• EXERCISE REQUIREMENTS
Return the whole listing, line for line, without the pictures in it.
-- begin --
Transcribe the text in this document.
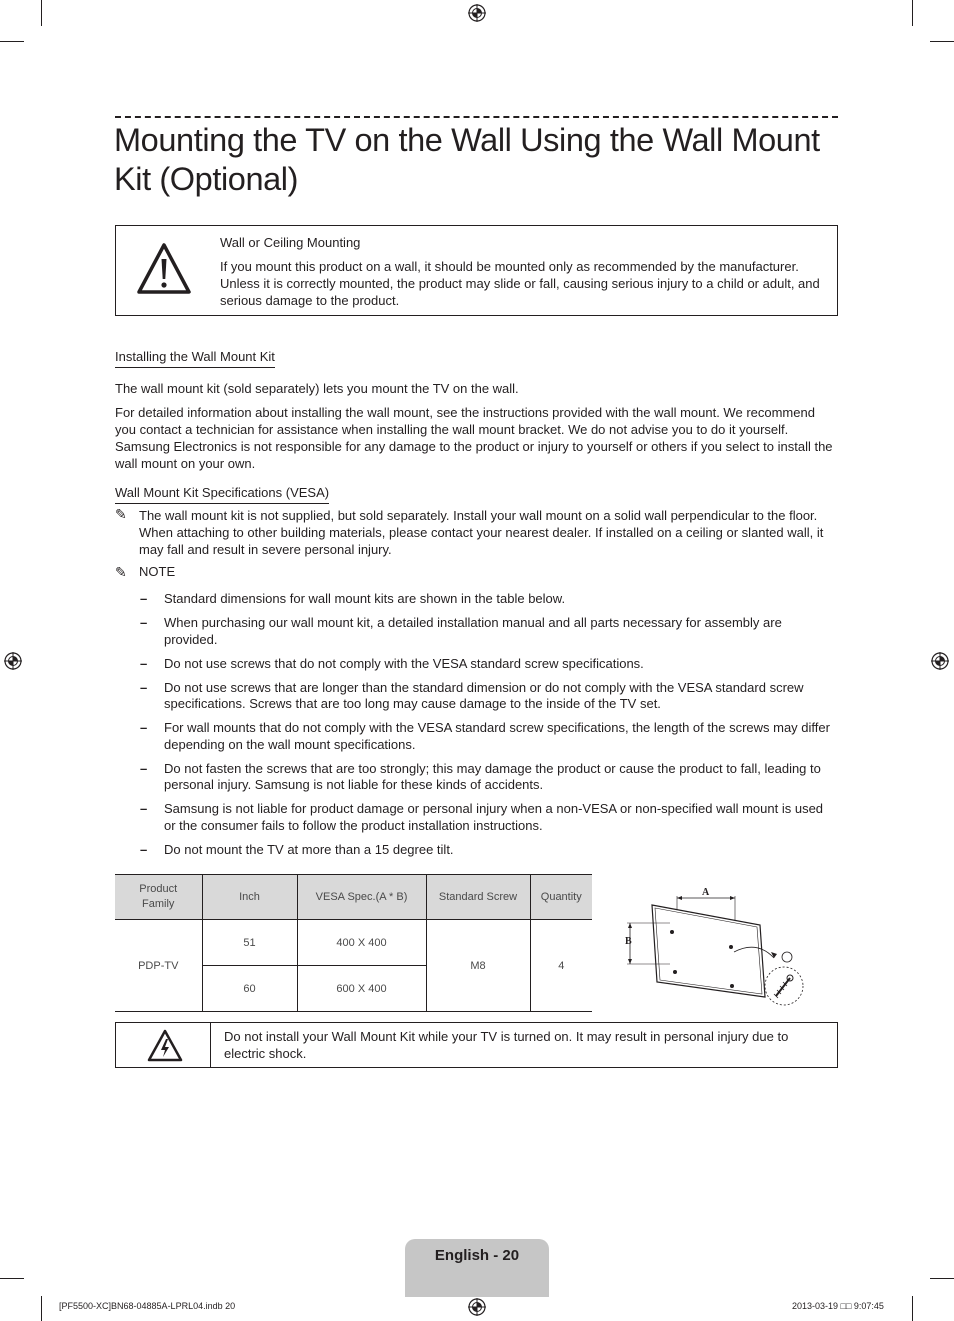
Mounting the TV on the Wall Using the Wall Mount Kit (Optional)
Wall or Ceiling Mounting
If you mount this product on a wall, it should be mounted only as recommended by the manufacturer. Unless it is correctly mounted, the product may slide or fall, causing serious injury to a child or adult, and serious damage to the product.
Installing the Wall Mount Kit

The wall mount kit (sold separately) lets you mount the TV on the wall.

For detailed information about installing the wall mount, see the instructions provided with the wall mount. We recommend you contact a technician for assistance when installing the wall mount bracket. We do not advise you to do it yourself. Samsung Electronics is not responsible for any damage to the product or injury to yourself or others if you select to install the wall mount on your own.

Wall Mount Kit Specifications (VESA)
✎ The wall mount kit is not supplied, but sold separately. Install your wall mount on a solid wall perpendicular to the floor. When attaching to other building materials, please contact your nearest dealer. If installed on a ceiling or slanted wall, it may fall and result in severe personal injury.

✎ NOTE
– Standard dimensions for wall mount kits are shown in the table below.
– When purchasing our wall mount kit, a detailed installation manual and all parts necessary for assembly are provided.
– Do not use screws that do not comply with the VESA standard screw specifications.
– Do not use screws that are longer than the standard dimension or do not comply with the VESA standard screw specifications. Screws that are too long may cause damage to the inside of the TV set.
– For wall mounts that do not comply with the VESA standard screw specifications, the length of the screws may differ depending on the wall mount specifications.
– Do not fasten the screws that are too strongly; this may damage the product or cause the product to fall, leading to personal injury. Samsung is not liable for these kinds of accidents.
– Samsung is not liable for product damage or personal injury when a non-VESA or non-specified wall mount is used or the consumer fails to follow the product installation instructions.
– Do not mount the TV at more than a 15 degree tilt.
Product Family	Inch	VESA Spec.(A * B)	Standard Screw	Quantity
PDP-TV	51	400 X 400	M8	4
	60	600 X 400		
A
B
Do not install your Wall Mount Kit while your TV is turned on. It may result in personal injury due to electric shock.
English - 20
[PF5500-XC]BN68-04885A-LPRL04.indb 20	2013-03-19 □□ 9:07:45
-- end --
• SOLUTION FOR THIS EXERCISE
Transcribe the text in this document.
Mounting the TV on the Wall Using the Wall Mount Kit (Optional)
Wall or Ceiling Mounting
If you mount this product on a wall, it should be mounted only as recommended by the manufacturer. Unless it is correctly mounted, the product may slide or fall, causing serious injury to a child or adult, and serious damage to the product.
Installing the Wall Mount Kit

The wall mount kit (sold separately) lets you mount the TV on the wall.

For detailed information about installing the wall mount, see the instructions provided with the wall mount. We recommend you contact a technician for assistance when installing the wall mount bracket. We do not advise you to do it yourself. Samsung Electronics is not responsible for any damage to the product or injury to yourself or others if you select to install the wall mount on your own.

Wall Mount Kit Specifications (VESA)
✎ The wall mount kit is not supplied, but sold separately. Install your wall mount on a solid wall perpendicular to the floor. When attaching to other building materials, please contact your nearest dealer. If installed on a ceiling or slanted wall, it may fall and result in severe personal injury.

✎ NOTE
– Standard dimensions for wall mount kits are shown in the table below.
– When purchasing our wall mount kit, a detailed installation manual and all parts necessary for assembly are provided.
– Do not use screws that do not comply with the VESA standard screw specifications.
– Do not use screws that are longer than the standard dimension or do not comply with the VESA standard screw specifications. Screws that are too long may cause damage to the inside of the TV set.
– For wall mounts that do not comply with the VESA standard screw specifications, the length of the screws may differ depending on the wall mount specifications.
– Do not fasten the screws that are too strongly; this may damage the product or cause the product to fall, leading to personal injury. Samsung is not liable for these kinds of accidents.
– Samsung is not liable for product damage or personal injury when a non-VESA or non-specified wall mount is used or the consumer fails to follow the product installation instructions.
– Do not mount the TV at more than a 15 degree tilt.
Product Family	Inch	VESA Spec.(A * B)	Standard Screw	Quantity
PDP-TV	51	400 X 400	M8	4
	60	600 X 400		
A
B
Do not install your Wall Mount Kit while your TV is turned on. It may result in personal injury due to electric shock.
English - 20
[PF5500-XC]BN68-04885A-LPRL04.indb 20	2013-03-19 □□ 9:07:45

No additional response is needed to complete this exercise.